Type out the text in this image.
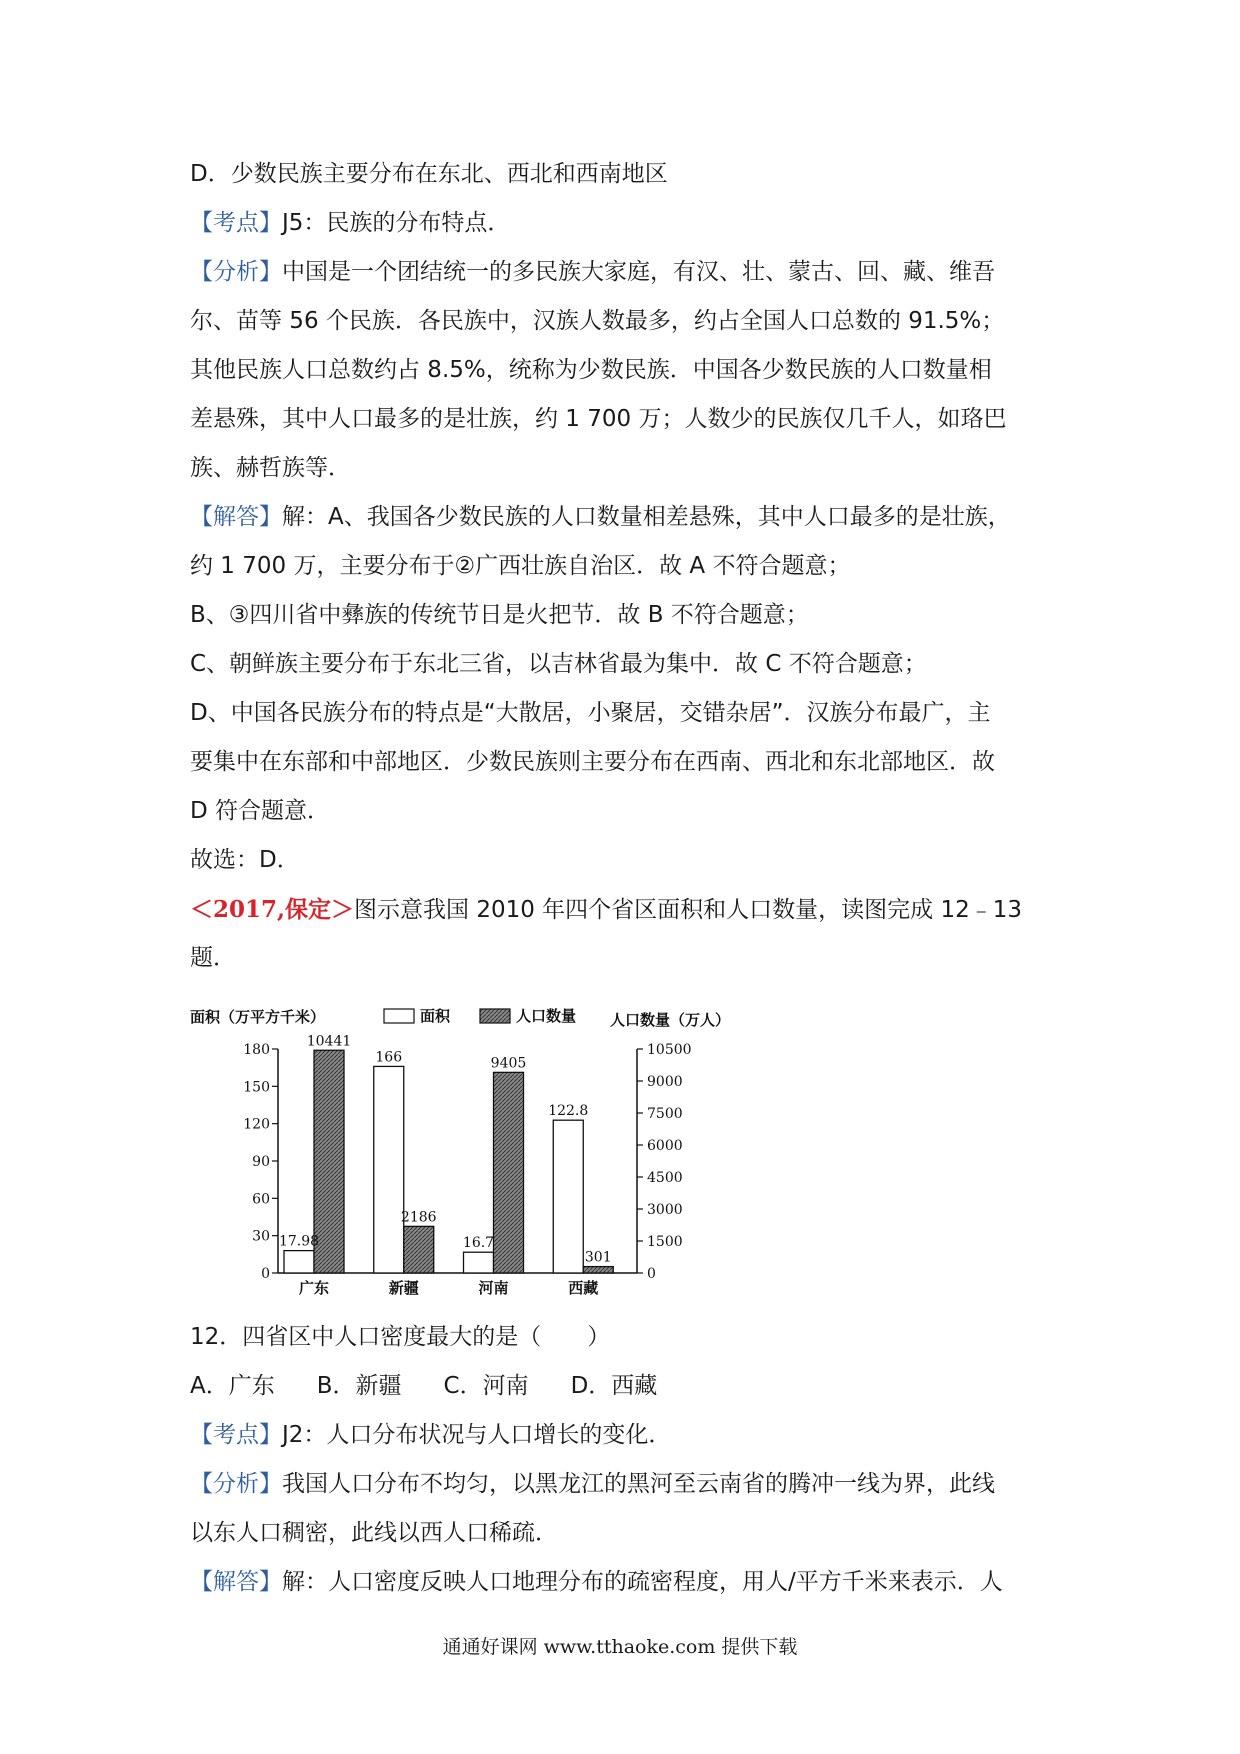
D．少数民族主要分布在东北、西北和西南地区
【考点】J5：民族的分布特点．
【分析】中国是一个团结统一的多民族大家庭，有汉、壮、蒙古、回、藏、维吾
尔、苗等 56 个民族．各民族中，汉族人数最多，约占全国人口总数的 91.5%；
其他民族人口总数约占 8.5%，统称为少数民族．中国各少数民族的人口数量相
差悬殊，其中人口最多的是壮族，约 1 700 万；人数少的民族仅几千人，如珞巴
族、赫哲族等．
【解答】解：A、我国各少数民族的人口数量相差悬殊，其中人口最多的是壮族，
约 1 700 万，主要分布于②广西壮族自治区．故 A 不符合题意；
B、③四川省中彝族的传统节日是火把节．故 B 不符合题意；
C、朝鲜族主要分布于东北三省，以吉林省最为集中．故 C 不符合题意；
D、中国各民族分布的特点是“大散居，小聚居，交错杂居”．汉族分布最广，主
要集中在东部和中部地区．少数民族则主要分布在西南、西北和东北部地区．故
D 符合题意．
故选：D．
＜2017,保定＞图示意我国 2010 年四个省区面积和人口数量，读图完成 12﹣13
题．
0
30
60
90
120
150
180
0
1500
3000
4500
6000
7500
9000
10500
面积（万平方千米）	人口数量（万人）
面积	人口数量
17.98
10441
广东
166
2186
新疆
16.7
9405
河南
122.8
301
西藏
12．四省区中人口密度最大的是（　　）
A．广东 B．新疆 C．河南 D．西藏
【考点】J2：人口分布状况与人口增长的变化．
【分析】我国人口分布不均匀，以黑龙江的黑河至云南省的腾冲一线为界，此线
以东人口稠密，此线以西人口稀疏．
【解答】解：人口密度反映人口地理分布的疏密程度，用人/平方千米来表示．人
通通好课网 www.tthaoke.com 提供下载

**********

_SHORT EXERCISE_.
Pull every line containing "其中人口最多的是壮族" out of the records.

_COMPLETED EXERCISE_.
差悬殊，其中人口最多的是壮族，约 1 700 万；人数少的民族仅几千人，如珞巴
【解答】解：A、我国各少数民族的人口数量相差悬殊，其中人口最多的是壮族，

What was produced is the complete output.